PROVIDED RECORDS>

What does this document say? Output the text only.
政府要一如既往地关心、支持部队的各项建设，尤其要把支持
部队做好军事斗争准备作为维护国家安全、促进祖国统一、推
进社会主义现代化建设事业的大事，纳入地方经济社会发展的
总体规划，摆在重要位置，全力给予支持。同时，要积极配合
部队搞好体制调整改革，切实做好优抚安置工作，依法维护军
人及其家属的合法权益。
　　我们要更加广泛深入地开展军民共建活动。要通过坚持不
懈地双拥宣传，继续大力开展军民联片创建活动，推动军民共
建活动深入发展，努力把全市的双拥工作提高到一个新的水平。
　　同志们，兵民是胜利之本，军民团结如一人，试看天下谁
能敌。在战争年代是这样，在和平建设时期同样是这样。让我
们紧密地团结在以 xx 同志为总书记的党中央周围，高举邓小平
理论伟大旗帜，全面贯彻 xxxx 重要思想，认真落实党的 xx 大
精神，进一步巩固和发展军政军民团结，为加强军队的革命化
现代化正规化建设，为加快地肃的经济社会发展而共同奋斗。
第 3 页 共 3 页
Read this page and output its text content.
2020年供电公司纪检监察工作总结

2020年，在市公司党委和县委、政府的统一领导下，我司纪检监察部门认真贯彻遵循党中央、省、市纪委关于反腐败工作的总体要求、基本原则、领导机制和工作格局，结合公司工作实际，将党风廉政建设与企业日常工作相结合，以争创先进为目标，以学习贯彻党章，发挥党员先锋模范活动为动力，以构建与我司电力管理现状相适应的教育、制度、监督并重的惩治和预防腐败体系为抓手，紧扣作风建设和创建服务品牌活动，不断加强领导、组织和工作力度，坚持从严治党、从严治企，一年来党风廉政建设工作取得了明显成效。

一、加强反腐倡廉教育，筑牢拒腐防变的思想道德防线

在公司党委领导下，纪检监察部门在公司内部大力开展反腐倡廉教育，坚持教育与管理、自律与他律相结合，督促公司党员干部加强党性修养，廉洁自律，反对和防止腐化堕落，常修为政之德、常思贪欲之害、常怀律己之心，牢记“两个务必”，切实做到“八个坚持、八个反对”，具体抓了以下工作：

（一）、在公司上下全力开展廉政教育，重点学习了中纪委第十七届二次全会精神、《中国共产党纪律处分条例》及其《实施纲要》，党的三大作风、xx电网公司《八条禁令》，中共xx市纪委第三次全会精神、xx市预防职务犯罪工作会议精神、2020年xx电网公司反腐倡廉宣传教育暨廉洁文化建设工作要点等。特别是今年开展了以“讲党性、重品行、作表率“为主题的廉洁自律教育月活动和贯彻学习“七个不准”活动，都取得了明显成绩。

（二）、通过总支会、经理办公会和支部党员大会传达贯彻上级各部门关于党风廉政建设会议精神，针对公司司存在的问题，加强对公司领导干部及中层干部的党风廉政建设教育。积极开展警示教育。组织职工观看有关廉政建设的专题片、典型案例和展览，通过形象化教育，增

* * *

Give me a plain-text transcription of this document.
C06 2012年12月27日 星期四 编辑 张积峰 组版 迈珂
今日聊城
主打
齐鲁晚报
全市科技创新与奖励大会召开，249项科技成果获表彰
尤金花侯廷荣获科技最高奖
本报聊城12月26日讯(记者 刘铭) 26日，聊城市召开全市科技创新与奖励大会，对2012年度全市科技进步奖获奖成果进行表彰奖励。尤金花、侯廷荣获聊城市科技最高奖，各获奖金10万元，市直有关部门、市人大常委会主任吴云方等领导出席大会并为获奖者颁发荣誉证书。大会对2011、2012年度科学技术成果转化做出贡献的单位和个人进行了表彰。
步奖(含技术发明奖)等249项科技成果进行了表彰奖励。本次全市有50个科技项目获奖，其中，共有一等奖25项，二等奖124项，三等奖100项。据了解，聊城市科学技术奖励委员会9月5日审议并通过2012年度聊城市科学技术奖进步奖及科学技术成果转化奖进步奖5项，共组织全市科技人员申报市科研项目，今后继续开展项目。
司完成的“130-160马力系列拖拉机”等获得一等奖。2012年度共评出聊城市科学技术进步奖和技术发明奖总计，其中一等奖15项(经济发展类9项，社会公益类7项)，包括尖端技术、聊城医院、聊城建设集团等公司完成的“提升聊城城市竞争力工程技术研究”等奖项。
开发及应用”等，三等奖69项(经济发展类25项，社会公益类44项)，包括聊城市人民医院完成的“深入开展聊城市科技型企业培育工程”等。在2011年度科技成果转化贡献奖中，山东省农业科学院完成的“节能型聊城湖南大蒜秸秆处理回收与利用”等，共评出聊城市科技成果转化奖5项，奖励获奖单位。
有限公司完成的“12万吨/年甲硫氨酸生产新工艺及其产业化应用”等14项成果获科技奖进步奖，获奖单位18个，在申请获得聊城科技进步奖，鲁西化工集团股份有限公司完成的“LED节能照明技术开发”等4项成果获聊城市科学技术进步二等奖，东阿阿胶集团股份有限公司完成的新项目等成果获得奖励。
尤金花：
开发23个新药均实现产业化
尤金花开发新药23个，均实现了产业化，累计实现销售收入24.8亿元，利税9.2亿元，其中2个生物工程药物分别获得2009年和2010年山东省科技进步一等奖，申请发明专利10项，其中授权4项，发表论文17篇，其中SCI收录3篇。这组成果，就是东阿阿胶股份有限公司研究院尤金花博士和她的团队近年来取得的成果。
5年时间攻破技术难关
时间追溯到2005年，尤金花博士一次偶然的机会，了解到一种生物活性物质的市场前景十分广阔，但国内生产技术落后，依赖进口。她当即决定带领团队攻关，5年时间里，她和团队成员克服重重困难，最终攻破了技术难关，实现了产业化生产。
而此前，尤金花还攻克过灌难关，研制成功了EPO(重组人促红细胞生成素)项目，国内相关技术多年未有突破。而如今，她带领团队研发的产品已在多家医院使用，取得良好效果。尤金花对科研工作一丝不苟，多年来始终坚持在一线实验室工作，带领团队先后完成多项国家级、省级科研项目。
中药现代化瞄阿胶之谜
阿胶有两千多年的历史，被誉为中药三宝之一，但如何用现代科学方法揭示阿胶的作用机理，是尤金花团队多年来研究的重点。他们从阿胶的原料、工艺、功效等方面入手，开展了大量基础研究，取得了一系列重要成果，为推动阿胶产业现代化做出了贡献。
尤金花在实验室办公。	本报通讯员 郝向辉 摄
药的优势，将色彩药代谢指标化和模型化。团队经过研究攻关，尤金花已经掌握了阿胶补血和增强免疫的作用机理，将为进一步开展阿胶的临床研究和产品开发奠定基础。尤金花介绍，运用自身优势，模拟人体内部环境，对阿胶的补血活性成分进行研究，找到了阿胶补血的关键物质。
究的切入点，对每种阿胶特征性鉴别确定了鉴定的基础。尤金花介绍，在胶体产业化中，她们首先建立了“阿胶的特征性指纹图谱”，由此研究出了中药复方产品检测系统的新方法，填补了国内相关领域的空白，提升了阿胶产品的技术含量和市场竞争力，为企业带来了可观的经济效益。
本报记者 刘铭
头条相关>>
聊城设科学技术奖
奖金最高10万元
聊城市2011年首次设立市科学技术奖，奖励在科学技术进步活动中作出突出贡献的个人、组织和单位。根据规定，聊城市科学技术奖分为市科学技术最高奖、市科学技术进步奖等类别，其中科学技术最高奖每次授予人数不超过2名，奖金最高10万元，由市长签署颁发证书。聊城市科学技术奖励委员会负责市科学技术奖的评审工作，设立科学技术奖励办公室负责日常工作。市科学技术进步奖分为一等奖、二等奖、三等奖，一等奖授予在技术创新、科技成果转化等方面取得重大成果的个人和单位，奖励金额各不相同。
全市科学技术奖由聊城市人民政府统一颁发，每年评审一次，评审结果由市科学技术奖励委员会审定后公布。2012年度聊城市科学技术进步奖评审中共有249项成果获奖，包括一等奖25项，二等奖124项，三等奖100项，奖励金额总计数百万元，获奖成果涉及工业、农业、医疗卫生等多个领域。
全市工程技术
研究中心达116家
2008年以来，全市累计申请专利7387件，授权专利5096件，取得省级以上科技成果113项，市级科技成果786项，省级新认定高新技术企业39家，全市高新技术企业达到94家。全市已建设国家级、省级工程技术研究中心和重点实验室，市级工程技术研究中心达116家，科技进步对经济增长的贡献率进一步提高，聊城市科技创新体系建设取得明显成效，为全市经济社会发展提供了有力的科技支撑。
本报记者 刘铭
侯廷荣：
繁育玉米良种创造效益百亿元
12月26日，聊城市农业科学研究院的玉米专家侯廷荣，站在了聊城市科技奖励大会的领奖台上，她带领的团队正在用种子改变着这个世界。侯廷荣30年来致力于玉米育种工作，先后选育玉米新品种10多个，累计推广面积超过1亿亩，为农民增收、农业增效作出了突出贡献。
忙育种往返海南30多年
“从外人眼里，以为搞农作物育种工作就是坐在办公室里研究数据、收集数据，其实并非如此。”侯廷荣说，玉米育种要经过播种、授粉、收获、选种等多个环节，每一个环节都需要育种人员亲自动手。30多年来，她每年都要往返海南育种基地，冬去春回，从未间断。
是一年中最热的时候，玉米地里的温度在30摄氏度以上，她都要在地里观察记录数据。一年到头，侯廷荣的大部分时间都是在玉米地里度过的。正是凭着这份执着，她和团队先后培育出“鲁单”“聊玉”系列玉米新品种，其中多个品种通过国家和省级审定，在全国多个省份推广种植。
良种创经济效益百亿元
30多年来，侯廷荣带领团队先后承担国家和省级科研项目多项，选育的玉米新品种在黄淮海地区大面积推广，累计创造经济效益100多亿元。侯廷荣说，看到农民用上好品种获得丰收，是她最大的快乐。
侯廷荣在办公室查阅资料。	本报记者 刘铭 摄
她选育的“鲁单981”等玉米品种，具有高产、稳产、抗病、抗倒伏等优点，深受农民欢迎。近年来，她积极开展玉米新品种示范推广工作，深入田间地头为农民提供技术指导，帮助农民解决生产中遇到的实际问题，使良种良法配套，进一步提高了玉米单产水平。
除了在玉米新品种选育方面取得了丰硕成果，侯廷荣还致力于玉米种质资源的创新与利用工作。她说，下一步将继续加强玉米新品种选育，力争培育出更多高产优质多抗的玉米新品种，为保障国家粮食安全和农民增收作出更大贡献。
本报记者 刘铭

--

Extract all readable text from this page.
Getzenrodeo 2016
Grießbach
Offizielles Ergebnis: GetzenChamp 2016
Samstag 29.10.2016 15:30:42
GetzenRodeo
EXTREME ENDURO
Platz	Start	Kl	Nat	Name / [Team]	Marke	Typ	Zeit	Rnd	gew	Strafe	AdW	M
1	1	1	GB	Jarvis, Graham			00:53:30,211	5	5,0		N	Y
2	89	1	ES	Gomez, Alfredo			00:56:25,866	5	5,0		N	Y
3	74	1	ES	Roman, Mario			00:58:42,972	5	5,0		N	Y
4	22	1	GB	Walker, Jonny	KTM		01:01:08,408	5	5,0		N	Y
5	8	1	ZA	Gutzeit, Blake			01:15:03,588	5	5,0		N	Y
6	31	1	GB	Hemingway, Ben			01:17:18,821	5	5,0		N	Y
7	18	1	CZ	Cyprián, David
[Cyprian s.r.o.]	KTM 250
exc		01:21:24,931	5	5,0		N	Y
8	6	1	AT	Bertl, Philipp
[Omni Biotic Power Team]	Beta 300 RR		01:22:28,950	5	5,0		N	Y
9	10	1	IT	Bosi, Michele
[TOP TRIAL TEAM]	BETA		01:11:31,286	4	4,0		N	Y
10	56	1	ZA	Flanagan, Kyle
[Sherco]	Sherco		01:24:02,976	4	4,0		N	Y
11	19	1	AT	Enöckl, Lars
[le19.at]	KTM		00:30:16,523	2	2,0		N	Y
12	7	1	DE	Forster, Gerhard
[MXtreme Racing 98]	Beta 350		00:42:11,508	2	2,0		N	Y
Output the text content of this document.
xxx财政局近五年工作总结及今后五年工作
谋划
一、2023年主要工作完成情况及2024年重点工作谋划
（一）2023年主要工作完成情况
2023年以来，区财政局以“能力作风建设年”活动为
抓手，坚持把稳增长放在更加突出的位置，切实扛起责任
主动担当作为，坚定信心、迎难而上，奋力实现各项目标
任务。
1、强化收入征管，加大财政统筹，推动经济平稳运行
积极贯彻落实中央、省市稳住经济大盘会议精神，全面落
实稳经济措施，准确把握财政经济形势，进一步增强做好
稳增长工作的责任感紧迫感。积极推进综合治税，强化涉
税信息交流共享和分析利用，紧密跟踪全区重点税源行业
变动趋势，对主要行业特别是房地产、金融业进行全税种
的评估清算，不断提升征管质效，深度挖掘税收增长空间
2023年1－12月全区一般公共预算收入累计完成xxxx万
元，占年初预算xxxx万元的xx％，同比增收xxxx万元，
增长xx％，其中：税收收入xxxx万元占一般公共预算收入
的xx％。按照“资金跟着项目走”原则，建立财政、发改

WHAT TO PRODUCE> Scan the lines for the string "text". Copy out each line that matches.

EXERCISE SOLUTION>
What does this document say? Output the text only.
Read this page and output its text content.
Give me a plain-text transcription of this document.
Extract all readable text from this page.
Output the text content of this document.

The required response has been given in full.